*Written exercise*: Of the lines below, how many hold the string "изготовителя"? Give only the number.

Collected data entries
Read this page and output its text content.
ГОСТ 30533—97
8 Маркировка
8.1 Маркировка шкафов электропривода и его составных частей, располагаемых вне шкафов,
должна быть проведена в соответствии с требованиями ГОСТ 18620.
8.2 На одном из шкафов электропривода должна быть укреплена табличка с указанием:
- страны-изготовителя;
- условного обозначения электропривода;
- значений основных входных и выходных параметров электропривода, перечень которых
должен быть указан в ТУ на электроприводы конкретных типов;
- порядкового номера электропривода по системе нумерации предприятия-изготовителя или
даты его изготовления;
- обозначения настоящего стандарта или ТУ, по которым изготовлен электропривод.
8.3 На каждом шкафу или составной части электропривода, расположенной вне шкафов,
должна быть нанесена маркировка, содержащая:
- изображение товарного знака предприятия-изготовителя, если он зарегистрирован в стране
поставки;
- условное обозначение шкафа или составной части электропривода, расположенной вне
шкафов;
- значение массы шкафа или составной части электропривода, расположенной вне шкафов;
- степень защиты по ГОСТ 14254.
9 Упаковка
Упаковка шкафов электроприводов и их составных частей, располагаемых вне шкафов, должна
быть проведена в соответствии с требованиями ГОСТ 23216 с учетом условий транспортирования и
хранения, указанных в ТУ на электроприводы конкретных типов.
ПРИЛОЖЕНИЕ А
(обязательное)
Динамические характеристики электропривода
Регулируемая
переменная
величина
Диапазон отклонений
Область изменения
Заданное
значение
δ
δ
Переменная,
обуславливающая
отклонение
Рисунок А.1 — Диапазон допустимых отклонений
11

*Written solution*: 3